オシロスコープは発振(Oscillation)とScope(観測する装置)の造語で、波形観測装置の総称です。水平方向に一定時間間隔で、各時刻の電圧の強さを表示します。
水平方向の時間間隔を切り替えることで、早い信号(10MHz)から遅い信号(0.1Hz)まで表示できます。早い信号を表示できるオシロは高価になります。
水平方向に表示する速度から、波形の周期が測定できます。周期は通常、画面1目盛り当たりの時間(Time/sec)1であらわします。また、電圧も入力回路の設定感度から測定できます。入力感度は、1目盛り当たりの電圧で設定します。ただし、オシロに付属している測定ケーブル(プローブ)は、電圧を1/10にしている場合があります。
オシロによる観測で一番厄介な問題は画面上の波形を静止させることです。繰り返し波形を表示するとき、表示の開始を波形の先頭にあわせる(同期をとる)ことが必要です。このため、オシロには トリガ
回路があり、波形の先頭(や最後)の瞬間を捕まえて、表示を開始します。トリガは「銃の引き金」を意味します。
しかし、複雑な波形の場合「波形の先頭」を判断することは困難で、この場合、波形の先頭を示す信号をトリガ信号として、トリガ回路に接続します。観測信号からトリガをする方法を内部トリガ(Internal
Trigger)といいます。
多くのオシロでは複数の信号波形を同時に表示することができます。表示できる信号をチャンネルと呼びます。2-6チャンネルのオシロが市販されています。複数の信号を時間を揃えて表示するには、適切なトリガ信号を選択する必要があります。
測定周波数が高くない(100MHz以下)の場合、測定信号をAD変換してメモリに保存し、保存した内容を読みながら表示する方法があります。表示装置として通常のパソコンが利用できますから、安価な波形観測システムができます。この方法はメモリやAD変換速度に制約されますが、繰り返しでない単発信号の表示も可能です。

□ □ □ □ □

▶ 設問 1
上のオシロスコープの解説文のうち、「しかし、複雑な波形の場合「波」から「い単発信号の表示も可能です。」までを一字も変えずに書き写してください。

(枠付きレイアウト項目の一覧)
□ □ □ □ □

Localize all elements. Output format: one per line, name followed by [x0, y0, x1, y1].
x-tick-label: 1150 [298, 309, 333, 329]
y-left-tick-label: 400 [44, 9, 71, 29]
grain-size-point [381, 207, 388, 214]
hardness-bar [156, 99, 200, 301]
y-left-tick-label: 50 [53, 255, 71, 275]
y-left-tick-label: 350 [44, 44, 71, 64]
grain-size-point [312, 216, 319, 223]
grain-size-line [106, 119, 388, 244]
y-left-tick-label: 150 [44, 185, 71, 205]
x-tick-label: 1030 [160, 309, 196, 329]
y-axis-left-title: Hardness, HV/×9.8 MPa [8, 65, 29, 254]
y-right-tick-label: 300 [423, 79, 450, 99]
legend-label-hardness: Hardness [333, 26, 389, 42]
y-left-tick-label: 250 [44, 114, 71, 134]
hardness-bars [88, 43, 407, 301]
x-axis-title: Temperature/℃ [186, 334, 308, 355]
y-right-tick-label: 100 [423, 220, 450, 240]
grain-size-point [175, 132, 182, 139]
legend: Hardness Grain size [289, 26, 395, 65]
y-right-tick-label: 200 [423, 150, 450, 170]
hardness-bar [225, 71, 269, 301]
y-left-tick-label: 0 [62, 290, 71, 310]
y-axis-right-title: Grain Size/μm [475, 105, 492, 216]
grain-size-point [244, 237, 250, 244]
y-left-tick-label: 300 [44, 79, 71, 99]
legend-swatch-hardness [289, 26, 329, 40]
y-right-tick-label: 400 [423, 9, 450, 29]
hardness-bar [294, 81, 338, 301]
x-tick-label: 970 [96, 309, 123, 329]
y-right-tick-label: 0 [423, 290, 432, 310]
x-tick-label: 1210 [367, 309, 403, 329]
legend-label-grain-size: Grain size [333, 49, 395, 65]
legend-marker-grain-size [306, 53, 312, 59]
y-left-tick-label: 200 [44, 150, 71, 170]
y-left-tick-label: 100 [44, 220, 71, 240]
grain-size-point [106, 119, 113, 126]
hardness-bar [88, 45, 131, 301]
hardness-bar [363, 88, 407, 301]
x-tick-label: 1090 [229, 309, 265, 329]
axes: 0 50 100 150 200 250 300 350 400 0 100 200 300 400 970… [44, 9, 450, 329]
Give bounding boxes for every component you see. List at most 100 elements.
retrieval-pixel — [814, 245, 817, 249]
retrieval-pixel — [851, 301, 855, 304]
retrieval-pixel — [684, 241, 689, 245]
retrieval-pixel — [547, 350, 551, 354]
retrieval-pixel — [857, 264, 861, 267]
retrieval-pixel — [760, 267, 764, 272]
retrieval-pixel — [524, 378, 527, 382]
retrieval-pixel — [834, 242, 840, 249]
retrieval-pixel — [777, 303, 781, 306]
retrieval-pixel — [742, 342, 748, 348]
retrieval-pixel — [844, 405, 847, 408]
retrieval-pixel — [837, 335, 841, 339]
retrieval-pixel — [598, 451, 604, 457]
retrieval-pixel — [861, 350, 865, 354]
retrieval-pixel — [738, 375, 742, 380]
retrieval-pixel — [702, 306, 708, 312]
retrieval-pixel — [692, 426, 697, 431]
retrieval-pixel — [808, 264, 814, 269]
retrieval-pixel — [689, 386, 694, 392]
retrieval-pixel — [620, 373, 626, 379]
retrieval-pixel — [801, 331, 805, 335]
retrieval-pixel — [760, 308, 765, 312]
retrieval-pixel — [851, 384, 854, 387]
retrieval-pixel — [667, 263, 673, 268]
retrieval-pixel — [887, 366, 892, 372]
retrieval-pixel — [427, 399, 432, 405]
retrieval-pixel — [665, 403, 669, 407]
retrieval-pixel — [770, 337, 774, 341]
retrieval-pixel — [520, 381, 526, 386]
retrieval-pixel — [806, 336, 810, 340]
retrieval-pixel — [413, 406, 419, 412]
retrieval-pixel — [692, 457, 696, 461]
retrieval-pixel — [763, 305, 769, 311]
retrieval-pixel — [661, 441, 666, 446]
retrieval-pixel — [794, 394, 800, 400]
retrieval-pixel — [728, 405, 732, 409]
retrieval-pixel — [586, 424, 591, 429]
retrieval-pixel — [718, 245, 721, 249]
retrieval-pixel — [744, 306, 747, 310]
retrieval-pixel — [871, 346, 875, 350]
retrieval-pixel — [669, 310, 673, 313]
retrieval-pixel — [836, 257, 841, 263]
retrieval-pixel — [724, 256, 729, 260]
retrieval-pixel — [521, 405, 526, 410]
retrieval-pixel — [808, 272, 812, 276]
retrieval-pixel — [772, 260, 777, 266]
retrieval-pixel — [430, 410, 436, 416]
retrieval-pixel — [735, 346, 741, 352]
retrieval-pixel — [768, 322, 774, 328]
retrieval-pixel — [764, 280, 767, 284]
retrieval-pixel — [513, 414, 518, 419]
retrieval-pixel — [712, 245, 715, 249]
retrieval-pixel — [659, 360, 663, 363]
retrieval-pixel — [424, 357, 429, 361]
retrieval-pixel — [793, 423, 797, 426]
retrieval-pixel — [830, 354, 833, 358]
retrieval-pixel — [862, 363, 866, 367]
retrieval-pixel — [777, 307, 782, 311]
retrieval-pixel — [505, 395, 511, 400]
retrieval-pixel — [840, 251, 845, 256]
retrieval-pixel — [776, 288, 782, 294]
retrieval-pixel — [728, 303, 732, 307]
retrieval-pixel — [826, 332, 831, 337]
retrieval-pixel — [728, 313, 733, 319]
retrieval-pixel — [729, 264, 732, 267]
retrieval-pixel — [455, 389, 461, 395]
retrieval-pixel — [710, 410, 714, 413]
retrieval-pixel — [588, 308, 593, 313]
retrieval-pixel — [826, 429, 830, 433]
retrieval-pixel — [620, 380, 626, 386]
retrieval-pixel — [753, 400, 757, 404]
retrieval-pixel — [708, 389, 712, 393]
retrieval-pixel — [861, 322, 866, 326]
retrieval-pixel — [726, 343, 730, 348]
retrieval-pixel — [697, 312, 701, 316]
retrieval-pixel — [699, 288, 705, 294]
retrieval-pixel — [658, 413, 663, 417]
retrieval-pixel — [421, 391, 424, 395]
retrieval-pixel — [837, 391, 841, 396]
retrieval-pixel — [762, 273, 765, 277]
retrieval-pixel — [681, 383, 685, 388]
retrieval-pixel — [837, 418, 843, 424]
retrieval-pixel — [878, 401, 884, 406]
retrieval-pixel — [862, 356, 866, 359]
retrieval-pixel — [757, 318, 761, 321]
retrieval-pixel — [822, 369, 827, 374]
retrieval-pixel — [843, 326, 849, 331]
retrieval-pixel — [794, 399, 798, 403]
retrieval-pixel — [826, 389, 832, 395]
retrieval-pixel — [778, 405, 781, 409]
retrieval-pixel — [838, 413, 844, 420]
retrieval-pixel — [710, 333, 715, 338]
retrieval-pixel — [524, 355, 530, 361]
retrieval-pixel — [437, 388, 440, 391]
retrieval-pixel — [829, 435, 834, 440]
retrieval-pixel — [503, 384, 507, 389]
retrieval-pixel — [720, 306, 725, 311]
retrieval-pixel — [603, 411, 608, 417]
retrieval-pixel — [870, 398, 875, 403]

□ □ □ □ □

▶ 設問 2
上の一覧の冒頭から「y-axis-left-title: Hardness, HV/×9.8」を含む行までを、両端の行も含めて JSON の文字列リストとして出力すること。1行を1つの文字列とし、空行は除き、ほかの行は加えない。

▶ 出力結果 1
しかし、複雑な波形の場合「波形の先頭」を判断することは困難で、この場合、波形の先頭を示す信号をトリガ信号として、トリガ回路に接続します。観測信号からトリガをする方法を内部トリガ(Internal
Trigger)といいます。
多くのオシロでは複数の信号波形を同時に表示することができます。表示できる信号をチャンネルと呼びます。2-6チャンネルのオシロが市販されています。複数の信号を時間を揃えて表示するには、適切なトリガ信号を選択する必要があります。
測定周波数が高くない(100MHz以下)の場合、測定信号をAD変換してメモリに保存し、保存した内容を読みながら表示する方法があります。表示装置として通常のパソコンが利用できますから、安価な波形観測システムができます。この方法はメモリやAD変換速度に制約されますが、繰り返しでない単発信号の表示も可能です。

▶ 出力結果 2
[
  "Localize all elements. Output format: one per line, name followed by [x0, y0, x1, y1].",
  "x-tick-label: 1150 [298, 309, 333, 329]",
  "y-left-tick-label: 400 [44, 9, 71, 29]",
  "grain-size-point [381, 207, 388, 214]",
  "hardness-bar [156, 99, 200, 301]",
  "y-left-tick-label: 50 [53, 255, 71, 275]",
  "y-left-tick-label: 350 [44, 44, 71, 64]",
  "grain-size-point [312, 216, 319, 223]",
  "grain-size-line [106, 119, 388, 244]",
  "y-left-tick-label: 150 [44, 185, 71, 205]",
  "x-tick-label: 1030 [160, 309, 196, 329]",
  "y-axis-left-title: Hardness, HV/×9.8 MPa [8, 65, 29, 254]"
]